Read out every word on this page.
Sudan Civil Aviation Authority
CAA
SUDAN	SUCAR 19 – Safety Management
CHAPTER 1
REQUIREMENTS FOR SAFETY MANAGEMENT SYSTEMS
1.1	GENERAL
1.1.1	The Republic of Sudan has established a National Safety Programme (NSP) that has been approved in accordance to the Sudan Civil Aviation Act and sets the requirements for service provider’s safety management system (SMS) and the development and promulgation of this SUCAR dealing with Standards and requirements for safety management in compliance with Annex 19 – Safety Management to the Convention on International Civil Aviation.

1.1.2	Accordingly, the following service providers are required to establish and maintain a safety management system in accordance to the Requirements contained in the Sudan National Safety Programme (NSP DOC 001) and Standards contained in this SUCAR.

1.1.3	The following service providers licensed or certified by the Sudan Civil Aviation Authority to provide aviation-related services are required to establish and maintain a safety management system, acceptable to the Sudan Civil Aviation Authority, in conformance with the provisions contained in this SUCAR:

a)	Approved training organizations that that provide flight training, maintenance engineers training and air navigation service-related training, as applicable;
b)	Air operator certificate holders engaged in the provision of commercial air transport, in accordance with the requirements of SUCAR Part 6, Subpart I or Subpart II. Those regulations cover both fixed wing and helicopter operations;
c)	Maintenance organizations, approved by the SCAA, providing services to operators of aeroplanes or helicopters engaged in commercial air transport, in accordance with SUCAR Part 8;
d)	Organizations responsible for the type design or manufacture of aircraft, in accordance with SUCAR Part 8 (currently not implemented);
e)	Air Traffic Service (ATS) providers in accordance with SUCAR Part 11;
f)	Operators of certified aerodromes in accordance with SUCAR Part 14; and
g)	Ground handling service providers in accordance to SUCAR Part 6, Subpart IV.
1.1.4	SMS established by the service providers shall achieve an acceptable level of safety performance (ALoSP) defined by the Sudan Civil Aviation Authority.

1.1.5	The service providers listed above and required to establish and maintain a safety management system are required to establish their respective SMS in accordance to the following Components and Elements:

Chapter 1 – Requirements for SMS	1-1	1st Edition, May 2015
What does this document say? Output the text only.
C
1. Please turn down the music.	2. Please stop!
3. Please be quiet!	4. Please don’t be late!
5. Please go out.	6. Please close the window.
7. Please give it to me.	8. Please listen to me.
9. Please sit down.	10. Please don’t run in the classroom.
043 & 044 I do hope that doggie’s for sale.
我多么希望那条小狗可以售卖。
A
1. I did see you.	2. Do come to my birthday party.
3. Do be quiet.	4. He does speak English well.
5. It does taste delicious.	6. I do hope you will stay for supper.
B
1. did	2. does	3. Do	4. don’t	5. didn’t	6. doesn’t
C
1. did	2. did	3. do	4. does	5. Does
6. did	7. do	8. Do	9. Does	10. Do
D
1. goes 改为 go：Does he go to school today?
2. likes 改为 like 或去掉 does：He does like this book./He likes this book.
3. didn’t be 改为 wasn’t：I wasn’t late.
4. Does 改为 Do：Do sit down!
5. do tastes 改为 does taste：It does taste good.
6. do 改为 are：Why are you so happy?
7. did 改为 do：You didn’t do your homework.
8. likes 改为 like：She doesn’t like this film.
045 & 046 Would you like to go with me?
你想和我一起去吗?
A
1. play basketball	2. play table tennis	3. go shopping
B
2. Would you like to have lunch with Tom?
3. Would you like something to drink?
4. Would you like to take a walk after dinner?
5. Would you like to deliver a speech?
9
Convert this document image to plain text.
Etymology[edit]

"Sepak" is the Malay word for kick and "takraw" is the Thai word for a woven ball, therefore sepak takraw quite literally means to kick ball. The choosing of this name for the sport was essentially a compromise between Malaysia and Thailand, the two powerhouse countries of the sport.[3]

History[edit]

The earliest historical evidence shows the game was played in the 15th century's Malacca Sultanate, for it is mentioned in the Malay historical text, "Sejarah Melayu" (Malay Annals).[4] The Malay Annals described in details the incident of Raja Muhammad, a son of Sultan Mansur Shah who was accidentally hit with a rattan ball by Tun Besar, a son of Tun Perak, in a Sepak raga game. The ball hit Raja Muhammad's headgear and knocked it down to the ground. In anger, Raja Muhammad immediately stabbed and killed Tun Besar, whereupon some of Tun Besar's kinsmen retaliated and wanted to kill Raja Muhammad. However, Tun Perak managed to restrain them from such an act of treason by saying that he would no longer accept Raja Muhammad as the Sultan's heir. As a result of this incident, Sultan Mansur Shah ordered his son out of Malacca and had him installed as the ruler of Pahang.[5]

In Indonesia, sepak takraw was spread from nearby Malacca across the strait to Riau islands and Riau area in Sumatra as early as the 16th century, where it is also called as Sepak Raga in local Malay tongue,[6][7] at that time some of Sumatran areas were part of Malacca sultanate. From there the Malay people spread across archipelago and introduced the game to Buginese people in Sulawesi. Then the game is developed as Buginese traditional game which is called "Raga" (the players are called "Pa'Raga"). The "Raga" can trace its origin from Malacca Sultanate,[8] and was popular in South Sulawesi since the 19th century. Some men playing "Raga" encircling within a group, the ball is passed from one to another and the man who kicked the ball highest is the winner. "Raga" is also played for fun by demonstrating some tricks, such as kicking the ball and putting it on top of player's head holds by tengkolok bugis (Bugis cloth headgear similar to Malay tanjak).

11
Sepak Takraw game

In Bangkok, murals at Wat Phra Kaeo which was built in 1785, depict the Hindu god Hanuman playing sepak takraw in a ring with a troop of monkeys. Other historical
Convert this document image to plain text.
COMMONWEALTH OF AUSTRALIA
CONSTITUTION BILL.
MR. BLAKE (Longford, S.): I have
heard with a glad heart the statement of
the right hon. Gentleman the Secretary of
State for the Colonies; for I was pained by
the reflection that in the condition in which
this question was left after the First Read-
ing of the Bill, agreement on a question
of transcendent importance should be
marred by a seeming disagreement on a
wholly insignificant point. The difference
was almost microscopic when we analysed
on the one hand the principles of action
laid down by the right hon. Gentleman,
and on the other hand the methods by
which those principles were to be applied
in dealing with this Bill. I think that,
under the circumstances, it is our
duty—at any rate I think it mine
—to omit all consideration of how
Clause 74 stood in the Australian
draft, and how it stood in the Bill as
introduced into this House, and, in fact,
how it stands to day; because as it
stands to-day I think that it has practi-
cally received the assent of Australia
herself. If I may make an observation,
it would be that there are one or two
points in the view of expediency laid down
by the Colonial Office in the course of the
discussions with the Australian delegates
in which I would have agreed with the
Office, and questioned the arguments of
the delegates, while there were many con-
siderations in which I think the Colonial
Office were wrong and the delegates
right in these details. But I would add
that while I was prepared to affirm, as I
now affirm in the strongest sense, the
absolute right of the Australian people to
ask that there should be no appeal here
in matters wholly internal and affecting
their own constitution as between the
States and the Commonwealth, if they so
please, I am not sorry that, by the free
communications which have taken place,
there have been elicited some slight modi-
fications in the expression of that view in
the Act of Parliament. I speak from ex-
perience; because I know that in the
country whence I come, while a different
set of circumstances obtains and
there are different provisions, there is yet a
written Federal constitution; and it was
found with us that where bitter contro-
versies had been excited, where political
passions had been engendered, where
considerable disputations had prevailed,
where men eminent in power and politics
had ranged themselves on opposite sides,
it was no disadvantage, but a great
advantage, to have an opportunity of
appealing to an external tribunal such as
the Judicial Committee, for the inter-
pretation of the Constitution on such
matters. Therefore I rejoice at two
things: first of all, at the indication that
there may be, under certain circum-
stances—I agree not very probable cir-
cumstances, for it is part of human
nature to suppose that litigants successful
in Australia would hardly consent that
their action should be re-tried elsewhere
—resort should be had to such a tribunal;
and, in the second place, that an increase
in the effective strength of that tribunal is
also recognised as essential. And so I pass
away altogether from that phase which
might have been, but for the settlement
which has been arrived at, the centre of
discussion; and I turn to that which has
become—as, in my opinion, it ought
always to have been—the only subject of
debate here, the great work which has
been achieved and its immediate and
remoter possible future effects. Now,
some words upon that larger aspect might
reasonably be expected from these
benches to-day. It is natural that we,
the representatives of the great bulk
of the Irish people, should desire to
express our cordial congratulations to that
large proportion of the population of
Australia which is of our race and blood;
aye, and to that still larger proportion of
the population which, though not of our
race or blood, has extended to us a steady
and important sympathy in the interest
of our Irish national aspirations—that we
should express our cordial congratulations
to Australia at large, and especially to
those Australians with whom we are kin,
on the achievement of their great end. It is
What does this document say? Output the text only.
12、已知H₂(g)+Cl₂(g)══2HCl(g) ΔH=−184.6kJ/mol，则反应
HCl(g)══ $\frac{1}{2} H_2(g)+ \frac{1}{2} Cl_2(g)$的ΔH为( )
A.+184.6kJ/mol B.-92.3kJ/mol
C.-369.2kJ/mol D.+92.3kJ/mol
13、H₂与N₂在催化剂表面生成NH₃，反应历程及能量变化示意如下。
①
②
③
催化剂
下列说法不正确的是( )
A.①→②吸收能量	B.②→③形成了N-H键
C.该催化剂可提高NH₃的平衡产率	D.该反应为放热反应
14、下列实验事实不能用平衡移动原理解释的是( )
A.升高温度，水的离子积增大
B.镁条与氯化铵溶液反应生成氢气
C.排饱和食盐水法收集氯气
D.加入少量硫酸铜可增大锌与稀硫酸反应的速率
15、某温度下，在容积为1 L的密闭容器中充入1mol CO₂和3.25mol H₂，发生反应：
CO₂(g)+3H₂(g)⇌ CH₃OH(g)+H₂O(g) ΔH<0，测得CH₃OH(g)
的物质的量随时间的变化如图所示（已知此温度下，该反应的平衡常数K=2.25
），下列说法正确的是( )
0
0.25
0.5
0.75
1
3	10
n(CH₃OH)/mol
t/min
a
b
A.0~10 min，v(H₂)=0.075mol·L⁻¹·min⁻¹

━━━━━━━━

**PROBLEM DESCRIPTION**
Every line in the data above that contains "should" needs to be copied.

**TASK RESULT**
of transcendent importance should be
ask that there should be no appeal here
their action should be re-tried elsewhere
—resort should be had to such a tribunal;
of the Irish people, should desire to
should express our cordial congratulations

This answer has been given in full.